THE TASK: Search the records below for the word "does" and show every line where it occurs.
----------
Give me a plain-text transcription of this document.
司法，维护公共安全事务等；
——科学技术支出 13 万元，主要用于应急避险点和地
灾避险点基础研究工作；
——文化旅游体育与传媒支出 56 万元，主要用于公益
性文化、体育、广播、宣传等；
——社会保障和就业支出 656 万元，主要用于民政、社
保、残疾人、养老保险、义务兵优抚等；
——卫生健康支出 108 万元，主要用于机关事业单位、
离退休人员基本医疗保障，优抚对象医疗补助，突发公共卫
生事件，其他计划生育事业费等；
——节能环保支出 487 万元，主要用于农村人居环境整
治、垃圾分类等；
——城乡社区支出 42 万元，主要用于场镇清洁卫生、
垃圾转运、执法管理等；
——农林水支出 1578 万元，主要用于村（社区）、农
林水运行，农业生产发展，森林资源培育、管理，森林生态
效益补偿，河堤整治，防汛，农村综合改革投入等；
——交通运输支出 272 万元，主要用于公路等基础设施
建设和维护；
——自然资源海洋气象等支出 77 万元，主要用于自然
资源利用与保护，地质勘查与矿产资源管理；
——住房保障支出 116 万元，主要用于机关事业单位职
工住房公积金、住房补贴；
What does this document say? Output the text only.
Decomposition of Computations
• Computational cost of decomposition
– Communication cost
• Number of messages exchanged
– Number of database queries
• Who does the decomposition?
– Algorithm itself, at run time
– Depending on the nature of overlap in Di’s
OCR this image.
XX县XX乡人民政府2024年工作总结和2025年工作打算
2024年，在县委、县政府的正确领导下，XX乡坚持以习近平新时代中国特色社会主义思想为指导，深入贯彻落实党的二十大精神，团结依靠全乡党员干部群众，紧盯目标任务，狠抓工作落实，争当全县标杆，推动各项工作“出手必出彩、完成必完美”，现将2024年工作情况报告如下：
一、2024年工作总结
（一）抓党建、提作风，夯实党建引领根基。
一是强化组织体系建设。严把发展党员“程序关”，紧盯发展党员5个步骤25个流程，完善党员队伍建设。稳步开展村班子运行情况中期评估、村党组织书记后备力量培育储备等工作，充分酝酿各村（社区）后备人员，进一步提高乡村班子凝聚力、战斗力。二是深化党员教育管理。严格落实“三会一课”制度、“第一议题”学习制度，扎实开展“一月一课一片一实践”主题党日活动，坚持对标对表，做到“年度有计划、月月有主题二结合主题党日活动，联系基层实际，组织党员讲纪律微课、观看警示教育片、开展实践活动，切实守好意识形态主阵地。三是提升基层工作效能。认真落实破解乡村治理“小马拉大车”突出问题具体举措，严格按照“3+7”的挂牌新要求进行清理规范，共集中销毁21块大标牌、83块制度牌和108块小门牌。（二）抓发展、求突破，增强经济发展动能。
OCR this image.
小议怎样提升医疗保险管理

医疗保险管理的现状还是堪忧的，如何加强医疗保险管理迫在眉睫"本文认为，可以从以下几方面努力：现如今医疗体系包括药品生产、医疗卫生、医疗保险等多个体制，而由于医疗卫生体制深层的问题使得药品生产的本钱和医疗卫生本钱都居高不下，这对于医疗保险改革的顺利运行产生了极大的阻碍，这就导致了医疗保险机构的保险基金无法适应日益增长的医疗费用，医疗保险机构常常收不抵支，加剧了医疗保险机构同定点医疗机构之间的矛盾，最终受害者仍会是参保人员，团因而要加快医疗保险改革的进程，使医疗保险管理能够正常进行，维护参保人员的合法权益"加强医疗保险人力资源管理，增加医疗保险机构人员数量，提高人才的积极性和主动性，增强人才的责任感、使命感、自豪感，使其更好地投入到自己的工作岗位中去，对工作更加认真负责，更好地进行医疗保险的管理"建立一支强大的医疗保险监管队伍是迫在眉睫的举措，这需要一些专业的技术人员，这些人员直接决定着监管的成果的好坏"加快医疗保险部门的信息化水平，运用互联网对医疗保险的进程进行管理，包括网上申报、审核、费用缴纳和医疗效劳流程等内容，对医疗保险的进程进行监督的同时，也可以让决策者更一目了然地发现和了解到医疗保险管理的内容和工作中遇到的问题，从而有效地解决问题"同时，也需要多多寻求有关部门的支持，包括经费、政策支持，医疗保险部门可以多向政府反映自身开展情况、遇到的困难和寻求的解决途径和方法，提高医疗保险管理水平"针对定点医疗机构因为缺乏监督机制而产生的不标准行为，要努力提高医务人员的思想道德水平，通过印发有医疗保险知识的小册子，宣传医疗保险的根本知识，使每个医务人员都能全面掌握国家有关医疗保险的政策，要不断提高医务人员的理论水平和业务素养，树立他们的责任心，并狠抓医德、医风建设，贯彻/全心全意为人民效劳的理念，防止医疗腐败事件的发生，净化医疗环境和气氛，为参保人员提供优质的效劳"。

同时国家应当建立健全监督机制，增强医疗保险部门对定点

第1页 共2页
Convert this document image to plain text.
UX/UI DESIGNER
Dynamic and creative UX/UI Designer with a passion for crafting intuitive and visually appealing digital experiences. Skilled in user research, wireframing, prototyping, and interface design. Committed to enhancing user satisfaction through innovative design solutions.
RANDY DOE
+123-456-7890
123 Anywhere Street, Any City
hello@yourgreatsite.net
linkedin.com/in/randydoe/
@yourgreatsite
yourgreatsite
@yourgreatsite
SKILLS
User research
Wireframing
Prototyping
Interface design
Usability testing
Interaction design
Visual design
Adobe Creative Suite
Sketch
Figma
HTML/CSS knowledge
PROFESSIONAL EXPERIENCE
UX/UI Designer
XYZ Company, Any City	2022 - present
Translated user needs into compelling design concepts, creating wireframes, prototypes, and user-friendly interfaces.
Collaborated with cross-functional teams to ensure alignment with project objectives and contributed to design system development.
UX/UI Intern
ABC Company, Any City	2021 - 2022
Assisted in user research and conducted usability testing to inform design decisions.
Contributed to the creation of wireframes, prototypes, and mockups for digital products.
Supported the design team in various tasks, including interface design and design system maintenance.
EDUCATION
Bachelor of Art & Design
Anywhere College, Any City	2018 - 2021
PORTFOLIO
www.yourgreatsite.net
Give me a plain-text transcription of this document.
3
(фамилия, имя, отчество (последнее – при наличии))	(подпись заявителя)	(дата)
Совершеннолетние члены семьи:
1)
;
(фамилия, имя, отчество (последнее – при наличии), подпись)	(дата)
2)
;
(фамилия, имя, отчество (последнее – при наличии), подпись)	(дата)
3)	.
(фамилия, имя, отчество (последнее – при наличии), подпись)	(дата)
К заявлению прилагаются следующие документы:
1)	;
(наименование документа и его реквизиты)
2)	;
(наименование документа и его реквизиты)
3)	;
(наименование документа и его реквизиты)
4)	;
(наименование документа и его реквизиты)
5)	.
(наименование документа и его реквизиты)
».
----------
WRITTEN SOLUTION:
What does this document say? Output the text only.
• Who does the decomposition?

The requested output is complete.